Go through the listing and return every line with "kind" in it.

--- MATERIAL FOR THE TASK ---

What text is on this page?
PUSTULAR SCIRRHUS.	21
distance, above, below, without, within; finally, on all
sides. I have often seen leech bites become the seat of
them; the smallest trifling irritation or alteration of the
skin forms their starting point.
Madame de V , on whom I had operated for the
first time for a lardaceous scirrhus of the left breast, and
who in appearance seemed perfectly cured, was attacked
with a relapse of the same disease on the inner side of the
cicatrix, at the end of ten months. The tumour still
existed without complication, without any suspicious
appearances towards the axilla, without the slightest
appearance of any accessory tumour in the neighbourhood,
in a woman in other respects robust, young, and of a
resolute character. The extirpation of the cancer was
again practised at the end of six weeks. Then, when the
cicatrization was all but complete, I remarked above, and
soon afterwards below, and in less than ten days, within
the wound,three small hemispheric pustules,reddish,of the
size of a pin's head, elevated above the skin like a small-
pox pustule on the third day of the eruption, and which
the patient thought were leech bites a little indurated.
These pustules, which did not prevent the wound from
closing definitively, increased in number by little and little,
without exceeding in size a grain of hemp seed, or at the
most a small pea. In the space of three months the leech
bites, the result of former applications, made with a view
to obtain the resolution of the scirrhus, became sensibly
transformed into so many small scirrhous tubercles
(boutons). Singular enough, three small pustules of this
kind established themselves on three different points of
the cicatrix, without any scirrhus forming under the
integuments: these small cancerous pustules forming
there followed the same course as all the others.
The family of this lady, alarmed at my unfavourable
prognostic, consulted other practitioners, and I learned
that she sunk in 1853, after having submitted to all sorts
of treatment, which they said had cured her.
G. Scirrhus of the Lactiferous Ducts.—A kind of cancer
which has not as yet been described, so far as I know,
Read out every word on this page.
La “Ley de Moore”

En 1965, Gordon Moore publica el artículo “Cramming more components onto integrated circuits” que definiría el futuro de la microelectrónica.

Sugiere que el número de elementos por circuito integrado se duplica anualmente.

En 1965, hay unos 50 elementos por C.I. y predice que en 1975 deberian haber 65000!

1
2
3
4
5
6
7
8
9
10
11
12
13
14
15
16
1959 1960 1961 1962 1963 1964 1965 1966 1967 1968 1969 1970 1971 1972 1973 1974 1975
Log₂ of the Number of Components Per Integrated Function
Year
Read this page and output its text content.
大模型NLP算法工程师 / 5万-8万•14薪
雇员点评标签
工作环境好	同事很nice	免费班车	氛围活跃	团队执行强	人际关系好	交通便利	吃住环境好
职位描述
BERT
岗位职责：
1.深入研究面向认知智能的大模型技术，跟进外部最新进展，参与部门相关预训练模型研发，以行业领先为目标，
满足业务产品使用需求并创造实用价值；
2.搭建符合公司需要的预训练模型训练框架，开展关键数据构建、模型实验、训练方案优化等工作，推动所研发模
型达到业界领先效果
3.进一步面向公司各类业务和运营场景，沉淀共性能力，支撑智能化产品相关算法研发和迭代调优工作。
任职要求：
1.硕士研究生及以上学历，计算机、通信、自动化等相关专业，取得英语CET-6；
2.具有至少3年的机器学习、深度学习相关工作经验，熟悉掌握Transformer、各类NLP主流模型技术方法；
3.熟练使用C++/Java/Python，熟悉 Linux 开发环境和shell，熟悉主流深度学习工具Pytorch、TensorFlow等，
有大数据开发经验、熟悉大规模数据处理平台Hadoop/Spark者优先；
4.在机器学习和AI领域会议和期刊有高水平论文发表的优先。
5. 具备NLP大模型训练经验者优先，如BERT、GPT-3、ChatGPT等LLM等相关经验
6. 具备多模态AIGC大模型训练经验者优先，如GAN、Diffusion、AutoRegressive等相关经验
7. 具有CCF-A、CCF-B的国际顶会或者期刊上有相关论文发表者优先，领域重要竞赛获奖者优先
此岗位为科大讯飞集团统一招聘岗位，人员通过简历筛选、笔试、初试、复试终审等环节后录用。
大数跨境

---

_THE OUTPUT_.
kind established themselves on three different points of
G. Scirrhus of the Lactiferous Ducts.—A kind of cancer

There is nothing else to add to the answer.